* Texte présenté
>>>>
Le deuxième point urgent, c’est d’arrêter le couplage entre l’électricité et le gaz. L’Espagne et le Portugal ont réussi à le faire car ils sont une forme de péninsule énergétique. Le faire au niveau français et européen est plus compliqué car à cause des problèmes de notre nucléaire nous sommes demandeurs. Mais on peut le faire sous le radar, EDF nationalisé pourrait proposer des contrats de gré à gré aux entreprises, puisque son obligation ne serait plus le profit à tout prix. EDF pourrait proposer des contrats de long terme, compétitifs.

Ensuite, il faut une solidarité européenne. Il faut continuer de faire vivre les fournisseurs actuels basés en France ou en Europe. Si on se tourne vers les Etats-Unis ou la Chine où l’énergie est moins chère, on se tire une balle dans le pied. Il faut une vraie mobilisation générale. On sait que, à cause des règles européennes, on ne peut pas dire qu’on souhaite acheter du made in France, mais tous les acheteurs publics vous disent qu’en utilisant les critères de RSE, on peut arriver au même résultat. En utilisant intelligemment les textes on peut faire de l’achat « localisé ».

On pourrait imaginer que les grandes entreprises, notamment celles dont l’Etat est au capital, fassent preuve de solidarité pour consolider leur écosystème. Il faut mobiliser la demande pour maintenir notre outil productif.

Enfin, dans une période d’incertitude comme nous la connaissons, il faut essayer d’avoir une communication plus constante et régulière, moins inconstante, notamment sur le redémarrage du parc électronucléaire pour donner des indications fiables et rassurer les investisseurs .

Et à plus long terme, que faudrait-il faire ?

Prenons l’actualité européenne. La taxe carbone qui a été décidée protège les industries de base mais expose les produits transformés. Nous aurions donc fait un choix en ce sens. Or nos industries de base sont souvent les plus consommatrices d’énergie : le verre, la chimie, le ciment, l’acier, etc. Et dans le même temps, on laisse divaguer les marchés de l’énergie. C’est contradictoire. Pourquoi ? Parce que nous n’avons pas de vision. Il faut savoir ce qu’on veut. Peut être que la réponse sera : on doute être une zone pour l’aluminium car c’est très énergivore et nous n’aurons pas l’énergie à bas coût pour le produire. Cela demanderait un fort courage politique. Et je prends évidemment un cas caricatural. Mais il faut une vision de notre industrie pour éviter de donner des signaux contradictoires aux investisseurs. Une usine c’est un engagement sur 10 ou 20 ans.
<<<<
* Tâche à réaliser 1
Dites si chacune des affirmations suivantes s’accorde avec le texte sur l’énergie et l’industrie, en répondant par oui ou par non et en citant les mots décisifs du texte. (a) L’Espagne et le Portugal ont réussi à arrêter le couplage entre l’électricité et le gaz. (b) La taxe carbone décidée protège les produits transformés. (c) Une usine représente un engagement sur cinq ans.
* Tâche à réaliser 2
Relevez toutes les industries de base que le texte sur l’énergie et l’industrie cite comme étant parmi les plus consommatrices d’énergie.
* Tâche à réaliser 3
Rédigez la suite du texte sur l’énergie et l’industrie à partir de sa dernière phrase.

* Les données
>>>>
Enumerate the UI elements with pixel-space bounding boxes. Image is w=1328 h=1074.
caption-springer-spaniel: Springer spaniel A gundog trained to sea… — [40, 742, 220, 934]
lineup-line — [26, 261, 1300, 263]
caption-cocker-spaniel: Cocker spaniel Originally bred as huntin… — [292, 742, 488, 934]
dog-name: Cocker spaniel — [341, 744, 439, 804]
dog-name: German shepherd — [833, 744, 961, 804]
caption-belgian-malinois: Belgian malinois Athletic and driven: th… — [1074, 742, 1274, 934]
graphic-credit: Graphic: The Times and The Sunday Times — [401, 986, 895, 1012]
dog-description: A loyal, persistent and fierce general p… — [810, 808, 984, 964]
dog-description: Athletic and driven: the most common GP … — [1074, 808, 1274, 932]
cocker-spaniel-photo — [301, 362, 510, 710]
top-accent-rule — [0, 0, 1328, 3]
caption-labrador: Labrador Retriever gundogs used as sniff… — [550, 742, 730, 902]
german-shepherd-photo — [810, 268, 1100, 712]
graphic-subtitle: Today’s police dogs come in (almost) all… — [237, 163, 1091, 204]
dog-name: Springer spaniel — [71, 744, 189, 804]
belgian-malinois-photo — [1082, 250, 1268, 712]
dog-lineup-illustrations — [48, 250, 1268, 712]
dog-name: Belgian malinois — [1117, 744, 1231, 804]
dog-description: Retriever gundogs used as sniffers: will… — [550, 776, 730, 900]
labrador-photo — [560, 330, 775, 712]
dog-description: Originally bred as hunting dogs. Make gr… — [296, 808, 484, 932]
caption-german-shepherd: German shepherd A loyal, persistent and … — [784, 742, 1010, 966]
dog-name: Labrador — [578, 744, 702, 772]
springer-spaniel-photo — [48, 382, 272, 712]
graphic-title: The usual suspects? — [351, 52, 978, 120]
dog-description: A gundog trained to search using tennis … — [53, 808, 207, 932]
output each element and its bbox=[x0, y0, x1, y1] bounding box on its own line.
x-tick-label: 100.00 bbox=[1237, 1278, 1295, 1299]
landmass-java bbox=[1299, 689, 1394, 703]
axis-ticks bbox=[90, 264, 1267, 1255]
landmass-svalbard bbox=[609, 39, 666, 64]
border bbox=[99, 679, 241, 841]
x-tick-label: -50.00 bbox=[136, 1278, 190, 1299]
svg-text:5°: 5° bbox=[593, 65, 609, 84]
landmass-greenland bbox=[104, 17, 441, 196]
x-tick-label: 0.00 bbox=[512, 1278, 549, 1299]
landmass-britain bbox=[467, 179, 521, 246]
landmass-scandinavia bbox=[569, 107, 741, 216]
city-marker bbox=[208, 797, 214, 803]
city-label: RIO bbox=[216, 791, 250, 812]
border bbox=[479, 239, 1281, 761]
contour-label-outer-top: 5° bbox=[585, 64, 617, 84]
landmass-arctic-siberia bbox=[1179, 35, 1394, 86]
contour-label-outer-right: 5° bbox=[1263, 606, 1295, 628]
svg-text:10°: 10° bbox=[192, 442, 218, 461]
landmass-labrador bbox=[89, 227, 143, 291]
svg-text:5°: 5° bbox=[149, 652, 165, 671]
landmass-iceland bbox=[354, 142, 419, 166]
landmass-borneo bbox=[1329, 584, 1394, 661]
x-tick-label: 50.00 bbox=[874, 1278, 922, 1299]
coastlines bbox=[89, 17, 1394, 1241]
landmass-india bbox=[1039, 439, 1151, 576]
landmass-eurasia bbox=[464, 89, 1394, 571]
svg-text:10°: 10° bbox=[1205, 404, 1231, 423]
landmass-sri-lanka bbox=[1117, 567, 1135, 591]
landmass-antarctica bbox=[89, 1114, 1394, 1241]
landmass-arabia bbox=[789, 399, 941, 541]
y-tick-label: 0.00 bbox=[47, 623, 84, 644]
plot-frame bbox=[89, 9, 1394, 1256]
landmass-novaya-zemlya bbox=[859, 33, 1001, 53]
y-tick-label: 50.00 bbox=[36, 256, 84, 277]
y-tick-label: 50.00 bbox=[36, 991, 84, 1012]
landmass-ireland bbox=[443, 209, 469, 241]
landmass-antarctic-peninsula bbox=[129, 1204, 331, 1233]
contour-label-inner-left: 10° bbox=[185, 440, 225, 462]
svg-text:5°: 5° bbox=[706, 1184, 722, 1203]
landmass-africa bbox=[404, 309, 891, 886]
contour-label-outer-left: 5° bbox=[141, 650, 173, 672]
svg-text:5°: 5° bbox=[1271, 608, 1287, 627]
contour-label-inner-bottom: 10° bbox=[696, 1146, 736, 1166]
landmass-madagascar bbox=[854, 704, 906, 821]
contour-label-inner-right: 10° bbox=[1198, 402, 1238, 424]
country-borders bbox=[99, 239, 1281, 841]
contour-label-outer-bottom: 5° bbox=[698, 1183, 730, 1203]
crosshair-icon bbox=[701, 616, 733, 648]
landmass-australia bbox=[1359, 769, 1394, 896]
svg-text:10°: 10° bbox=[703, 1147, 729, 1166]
<<<<
* Résultat de l’exercice 1
(a) Oui : « L’Espagne et le Portugal ont réussi à le faire car ils sont une forme de péninsule énergétique. »
(b) Non : « La taxe carbone qui a été décidée protège les industries de base mais expose les produits transformés. »
(c) Non : « Une usine c’est un engagement sur 10 ou 20 ans. »

* Résultat de l’exercice 2
le verre, la chimie, le ciment, l’acier

* Résultat de l’exercice 3
Autre point, nous avons France 2030, mais il faut aller de l’avant. Le président de la République avait évoqué des commandos il y a un an. Mais aujourd’hui la gouvernance de France 2030 c’est 14 comités ministériels au sein desquels les personnalités qualifiées sont dénommées « ambassadeurs ». Il y a un certain écart entre les deux terminologies. La gouvernance peut être allégée, mais l’outil est là, il est très utile pour l’innovation fondamentale et doit servir.

En revanche, un outil qui nous manque, c’est de capitaliser sur nos territoires. Les chefs d’entreprises dans les territoires ont plein de projets qu’ils n’ont jamais mené à bien. Si on va les voir, qu’on les accompagne et qu’on leur donne des éléments de confiance, ils pourront le faire. A Béthune, lors de la fermeture de Bridgestone, ils ont consulté les industriels locaux pour chercher les projets dormants. France Relance est venu se greffer à cela. Aujourd’hui, l’agglomération de Béthune-Bruay regroupe un tiers des projets de France Relance des Hauts de France.  A mon sens, ces projets dormants représentent un potentiel presque équivalent à celui de France 2030. Si l’on cumule les deux on pourrait recoller à la moyenne européenne.

Enfin il faut s’attaquer aux six freins, 4F2A : la disponibilité du Foncier, les Formalités – la durée des procédures, le Financement – nous avons encore une fébrilité à investir -, la Formation, mais aussi l’Attractivité des métiers de l’industrie et des territoires et l’Acceptabilité des projets par les populations. Hormis les formalités et le financement, tout se travaille sur le terrain. Mais les moyens que possède la puissance publique sont mal répartis selon les échelles où se situent les besoins, ils sont beaucoup trop centralisés. Il faut aussi changer cela.